### Record excerpts:

********

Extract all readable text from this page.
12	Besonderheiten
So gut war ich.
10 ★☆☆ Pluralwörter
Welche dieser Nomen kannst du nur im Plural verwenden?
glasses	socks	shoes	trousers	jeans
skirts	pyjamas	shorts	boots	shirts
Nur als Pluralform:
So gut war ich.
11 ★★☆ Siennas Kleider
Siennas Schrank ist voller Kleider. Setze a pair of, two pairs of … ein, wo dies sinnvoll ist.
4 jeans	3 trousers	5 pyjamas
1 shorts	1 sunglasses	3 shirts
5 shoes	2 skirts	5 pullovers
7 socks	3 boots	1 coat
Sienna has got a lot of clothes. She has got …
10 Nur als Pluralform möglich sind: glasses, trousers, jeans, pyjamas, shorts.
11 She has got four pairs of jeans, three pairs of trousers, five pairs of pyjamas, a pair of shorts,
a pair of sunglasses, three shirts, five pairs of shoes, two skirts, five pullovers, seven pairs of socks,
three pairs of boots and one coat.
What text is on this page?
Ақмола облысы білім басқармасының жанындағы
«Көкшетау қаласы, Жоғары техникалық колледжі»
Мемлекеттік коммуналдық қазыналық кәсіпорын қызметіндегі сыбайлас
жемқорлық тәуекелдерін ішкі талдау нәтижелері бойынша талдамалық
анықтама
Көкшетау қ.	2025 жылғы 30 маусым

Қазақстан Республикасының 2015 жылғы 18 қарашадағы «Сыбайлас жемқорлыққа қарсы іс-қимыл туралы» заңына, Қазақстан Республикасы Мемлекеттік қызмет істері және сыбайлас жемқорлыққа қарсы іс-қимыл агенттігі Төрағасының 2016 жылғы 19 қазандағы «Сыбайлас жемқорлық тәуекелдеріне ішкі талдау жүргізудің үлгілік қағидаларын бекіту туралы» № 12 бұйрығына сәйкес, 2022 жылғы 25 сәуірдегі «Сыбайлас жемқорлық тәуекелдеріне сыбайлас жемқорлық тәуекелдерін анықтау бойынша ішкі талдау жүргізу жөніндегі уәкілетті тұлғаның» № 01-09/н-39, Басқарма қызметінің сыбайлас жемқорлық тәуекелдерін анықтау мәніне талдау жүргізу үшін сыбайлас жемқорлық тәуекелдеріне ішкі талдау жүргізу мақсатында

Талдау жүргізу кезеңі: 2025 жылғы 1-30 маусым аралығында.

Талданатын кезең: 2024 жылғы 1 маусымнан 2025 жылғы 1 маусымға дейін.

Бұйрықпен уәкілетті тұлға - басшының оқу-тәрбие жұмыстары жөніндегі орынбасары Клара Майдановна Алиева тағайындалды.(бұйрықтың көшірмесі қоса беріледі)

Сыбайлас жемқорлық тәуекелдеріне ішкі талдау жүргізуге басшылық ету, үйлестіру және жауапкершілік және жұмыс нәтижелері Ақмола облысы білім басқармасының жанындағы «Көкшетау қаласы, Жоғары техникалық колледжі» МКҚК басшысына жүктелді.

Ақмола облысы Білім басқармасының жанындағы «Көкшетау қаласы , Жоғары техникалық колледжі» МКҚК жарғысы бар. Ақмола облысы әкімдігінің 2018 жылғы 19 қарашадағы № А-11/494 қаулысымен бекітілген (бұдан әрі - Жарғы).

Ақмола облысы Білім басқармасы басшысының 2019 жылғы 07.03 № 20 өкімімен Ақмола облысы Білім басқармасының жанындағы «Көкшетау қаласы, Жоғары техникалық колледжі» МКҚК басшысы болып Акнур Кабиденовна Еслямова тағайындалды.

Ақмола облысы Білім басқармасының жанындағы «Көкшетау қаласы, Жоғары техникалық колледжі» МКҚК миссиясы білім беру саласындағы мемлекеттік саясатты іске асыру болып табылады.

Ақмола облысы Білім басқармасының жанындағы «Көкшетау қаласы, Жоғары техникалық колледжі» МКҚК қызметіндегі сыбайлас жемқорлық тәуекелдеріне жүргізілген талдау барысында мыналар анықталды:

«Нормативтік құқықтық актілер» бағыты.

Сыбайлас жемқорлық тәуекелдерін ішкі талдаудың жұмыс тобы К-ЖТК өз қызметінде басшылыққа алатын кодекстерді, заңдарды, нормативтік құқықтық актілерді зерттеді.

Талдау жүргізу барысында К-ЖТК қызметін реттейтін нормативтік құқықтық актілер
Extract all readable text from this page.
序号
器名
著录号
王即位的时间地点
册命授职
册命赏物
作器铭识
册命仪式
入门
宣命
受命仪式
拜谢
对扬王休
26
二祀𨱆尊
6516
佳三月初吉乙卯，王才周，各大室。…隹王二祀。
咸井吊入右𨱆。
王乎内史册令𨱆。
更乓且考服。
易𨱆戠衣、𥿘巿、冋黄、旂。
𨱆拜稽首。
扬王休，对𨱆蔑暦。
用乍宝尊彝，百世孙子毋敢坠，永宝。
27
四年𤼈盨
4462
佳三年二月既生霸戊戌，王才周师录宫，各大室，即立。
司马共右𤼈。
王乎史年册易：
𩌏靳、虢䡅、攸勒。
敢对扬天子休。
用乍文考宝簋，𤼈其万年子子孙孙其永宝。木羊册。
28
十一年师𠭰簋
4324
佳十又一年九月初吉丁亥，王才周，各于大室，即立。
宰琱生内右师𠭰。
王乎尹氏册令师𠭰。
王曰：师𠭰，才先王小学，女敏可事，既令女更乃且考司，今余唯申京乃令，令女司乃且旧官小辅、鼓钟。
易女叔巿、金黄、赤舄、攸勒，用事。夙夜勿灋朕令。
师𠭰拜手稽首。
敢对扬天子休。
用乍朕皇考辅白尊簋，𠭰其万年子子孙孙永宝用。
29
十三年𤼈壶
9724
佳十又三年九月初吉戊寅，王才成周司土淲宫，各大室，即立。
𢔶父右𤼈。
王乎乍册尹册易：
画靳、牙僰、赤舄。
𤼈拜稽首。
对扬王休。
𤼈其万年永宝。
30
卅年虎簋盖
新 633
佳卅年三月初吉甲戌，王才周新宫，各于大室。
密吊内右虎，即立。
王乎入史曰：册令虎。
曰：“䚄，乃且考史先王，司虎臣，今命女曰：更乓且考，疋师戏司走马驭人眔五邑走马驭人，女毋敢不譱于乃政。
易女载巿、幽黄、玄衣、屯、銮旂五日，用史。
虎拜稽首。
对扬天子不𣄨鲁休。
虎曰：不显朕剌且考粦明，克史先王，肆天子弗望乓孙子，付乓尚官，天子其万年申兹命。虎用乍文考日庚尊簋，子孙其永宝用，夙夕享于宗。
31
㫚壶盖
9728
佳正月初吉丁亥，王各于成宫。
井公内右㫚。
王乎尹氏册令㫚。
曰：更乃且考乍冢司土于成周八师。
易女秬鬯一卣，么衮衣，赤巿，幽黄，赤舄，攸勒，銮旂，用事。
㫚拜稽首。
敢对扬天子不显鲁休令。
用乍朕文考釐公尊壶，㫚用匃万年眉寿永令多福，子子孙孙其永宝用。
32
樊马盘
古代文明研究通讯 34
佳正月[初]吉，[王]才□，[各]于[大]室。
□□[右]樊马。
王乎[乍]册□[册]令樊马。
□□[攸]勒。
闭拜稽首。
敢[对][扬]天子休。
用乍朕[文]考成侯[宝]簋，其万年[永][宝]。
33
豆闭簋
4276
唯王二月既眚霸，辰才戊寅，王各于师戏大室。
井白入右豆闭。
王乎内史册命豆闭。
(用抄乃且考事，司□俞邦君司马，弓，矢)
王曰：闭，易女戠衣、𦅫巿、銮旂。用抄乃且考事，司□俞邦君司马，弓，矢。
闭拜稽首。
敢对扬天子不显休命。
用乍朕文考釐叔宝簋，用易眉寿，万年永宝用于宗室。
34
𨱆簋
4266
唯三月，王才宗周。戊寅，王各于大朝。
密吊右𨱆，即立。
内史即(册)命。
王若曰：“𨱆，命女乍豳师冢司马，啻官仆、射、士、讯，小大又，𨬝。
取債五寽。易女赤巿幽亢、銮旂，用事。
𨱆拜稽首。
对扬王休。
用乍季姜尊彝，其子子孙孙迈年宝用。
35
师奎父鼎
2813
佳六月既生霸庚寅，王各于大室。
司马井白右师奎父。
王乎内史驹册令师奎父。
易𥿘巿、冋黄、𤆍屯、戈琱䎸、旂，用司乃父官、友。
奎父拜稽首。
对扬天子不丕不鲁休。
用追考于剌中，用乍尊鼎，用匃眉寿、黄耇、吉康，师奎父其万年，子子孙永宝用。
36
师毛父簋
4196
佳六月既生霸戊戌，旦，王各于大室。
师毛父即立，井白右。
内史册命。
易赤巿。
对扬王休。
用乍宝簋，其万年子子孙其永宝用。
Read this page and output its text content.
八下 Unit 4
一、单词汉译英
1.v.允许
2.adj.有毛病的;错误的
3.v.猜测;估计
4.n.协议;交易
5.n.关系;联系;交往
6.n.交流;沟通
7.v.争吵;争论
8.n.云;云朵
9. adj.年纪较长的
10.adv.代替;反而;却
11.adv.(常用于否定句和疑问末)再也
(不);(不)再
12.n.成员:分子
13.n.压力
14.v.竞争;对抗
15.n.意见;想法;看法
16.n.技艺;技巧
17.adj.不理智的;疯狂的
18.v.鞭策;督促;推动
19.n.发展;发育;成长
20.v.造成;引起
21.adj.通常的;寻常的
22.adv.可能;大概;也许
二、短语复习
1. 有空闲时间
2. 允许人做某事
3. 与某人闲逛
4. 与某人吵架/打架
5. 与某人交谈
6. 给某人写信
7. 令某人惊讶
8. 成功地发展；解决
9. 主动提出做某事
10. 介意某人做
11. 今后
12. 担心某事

********

### Requirement:
Whenever "тағайындалды" turns up in a line, pick that line out.

### Exercise result:
Бұйрықпен уәкілетті тұлға - басшының оқу-тәрбие жұмыстары жөніндегі орынбасары Клара Майдановна Алиева тағайындалды.(бұйрықтың көшірмесі қоса беріледі)
Ақмола облысы Білім басқармасы басшысының 2019 жылғы 07.03 № 20 өкімімен Ақмола облысы Білім басқармасының жанындағы «Көкшетау қаласы, Жоғары техникалық колледжі» МКҚК басшысы болып Акнур Кабиденовна Еслямова тағайындалды.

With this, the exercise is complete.